◆ YOUR TASK
The records that follow must be reproduced in full, exactly as written.

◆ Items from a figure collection
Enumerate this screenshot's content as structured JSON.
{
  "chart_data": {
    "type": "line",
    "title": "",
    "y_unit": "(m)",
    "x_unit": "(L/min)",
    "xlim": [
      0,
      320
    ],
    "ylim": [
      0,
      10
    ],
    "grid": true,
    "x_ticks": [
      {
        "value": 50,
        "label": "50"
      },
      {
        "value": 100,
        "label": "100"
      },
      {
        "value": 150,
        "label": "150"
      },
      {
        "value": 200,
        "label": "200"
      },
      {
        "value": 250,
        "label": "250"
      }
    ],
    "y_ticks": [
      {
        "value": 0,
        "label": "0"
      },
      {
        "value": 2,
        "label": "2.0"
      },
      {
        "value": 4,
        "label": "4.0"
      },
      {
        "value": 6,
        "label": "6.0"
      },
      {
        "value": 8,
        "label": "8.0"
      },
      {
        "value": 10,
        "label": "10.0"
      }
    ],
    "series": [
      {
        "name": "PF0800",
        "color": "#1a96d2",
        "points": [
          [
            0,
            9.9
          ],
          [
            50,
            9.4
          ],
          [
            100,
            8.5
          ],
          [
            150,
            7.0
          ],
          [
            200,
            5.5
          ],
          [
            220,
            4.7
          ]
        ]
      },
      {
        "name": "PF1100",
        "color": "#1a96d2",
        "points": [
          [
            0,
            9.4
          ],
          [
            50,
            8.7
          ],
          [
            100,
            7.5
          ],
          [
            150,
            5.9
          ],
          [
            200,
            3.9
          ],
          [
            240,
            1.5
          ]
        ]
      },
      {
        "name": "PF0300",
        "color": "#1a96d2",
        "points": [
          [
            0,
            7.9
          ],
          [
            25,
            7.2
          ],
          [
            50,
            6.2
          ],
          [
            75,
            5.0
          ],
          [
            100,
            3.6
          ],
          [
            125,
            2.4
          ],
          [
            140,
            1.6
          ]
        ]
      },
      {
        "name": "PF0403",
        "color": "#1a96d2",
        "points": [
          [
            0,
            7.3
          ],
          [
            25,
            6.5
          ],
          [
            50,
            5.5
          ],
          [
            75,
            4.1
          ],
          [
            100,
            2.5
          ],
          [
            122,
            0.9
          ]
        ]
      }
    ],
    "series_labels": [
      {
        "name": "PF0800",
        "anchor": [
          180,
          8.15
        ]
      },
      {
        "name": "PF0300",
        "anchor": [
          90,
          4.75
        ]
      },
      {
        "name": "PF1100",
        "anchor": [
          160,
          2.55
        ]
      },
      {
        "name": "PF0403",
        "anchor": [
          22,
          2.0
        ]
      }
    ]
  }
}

◆ FULL ANSWER
Enumerate this screenshot's content as structured JSON.
{
  "chart_data": {
    "type": "line",
    "title": "",
    "y_unit": "(m)",
    "x_unit": "(L/min)",
    "xlim": [
      0,
      320
    ],
    "ylim": [
      0,
      10
    ],
    "grid": true,
    "x_ticks": [
      {
        "value": 50,
        "label": "50"
      },
      {
        "value": 100,
        "label": "100"
      },
      {
        "value": 150,
        "label": "150"
      },
      {
        "value": 200,
        "label": "200"
      },
      {
        "value": 250,
        "label": "250"
      }
    ],
    "y_ticks": [
      {
        "value": 0,
        "label": "0"
      },
      {
        "value": 2,
        "label": "2.0"
      },
      {
        "value": 4,
        "label": "4.0"
      },
      {
        "value": 6,
        "label": "6.0"
      },
      {
        "value": 8,
        "label": "8.0"
      },
      {
        "value": 10,
        "label": "10.0"
      }
    ],
    "series": [
      {
        "name": "PF0800",
        "color": "#1a96d2",
        "points": [
          [
            0,
            9.9
          ],
          [
            50,
            9.4
          ],
          [
            100,
            8.5
          ],
          [
            150,
            7.0
          ],
          [
            200,
            5.5
          ],
          [
            220,
            4.7
          ]
        ]
      },
      {
        "name": "PF1100",
        "color": "#1a96d2",
        "points": [
          [
            0,
            9.4
          ],
          [
            50,
            8.7
          ],
          [
            100,
            7.5
          ],
          [
            150,
            5.9
          ],
          [
            200,
            3.9
          ],
          [
            240,
            1.5
          ]
        ]
      },
      {
        "name": "PF0300",
        "color": "#1a96d2",
        "points": [
          [
            0,
            7.9
          ],
          [
            25,
            7.2
          ],
          [
            50,
            6.2
          ],
          [
            75,
            5.0
          ],
          [
            100,
            3.6
          ],
          [
            125,
            2.4
          ],
          [
            140,
            1.6
          ]
        ]
      },
      {
        "name": "PF0403",
        "color": "#1a96d2",
        "points": [
          [
            0,
            7.3
          ],
          [
            25,
            6.5
          ],
          [
            50,
            5.5
          ],
          [
            75,
            4.1
          ],
          [
            100,
            2.5
          ],
          [
            122,
            0.9
          ]
        ]
      }
    ],
    "series_labels": [
      {
        "name": "PF0800",
        "anchor": [
          180,
          8.15
        ]
      },
      {
        "name": "PF0300",
        "anchor": [
          90,
          4.75
        ]
      },
      {
        "name": "PF1100",
        "anchor": [
          160,
          2.55
        ]
      },
      {
        "name": "PF0403",
        "anchor": [
          22,
          2.0
        ]
      }
    ]
  }
}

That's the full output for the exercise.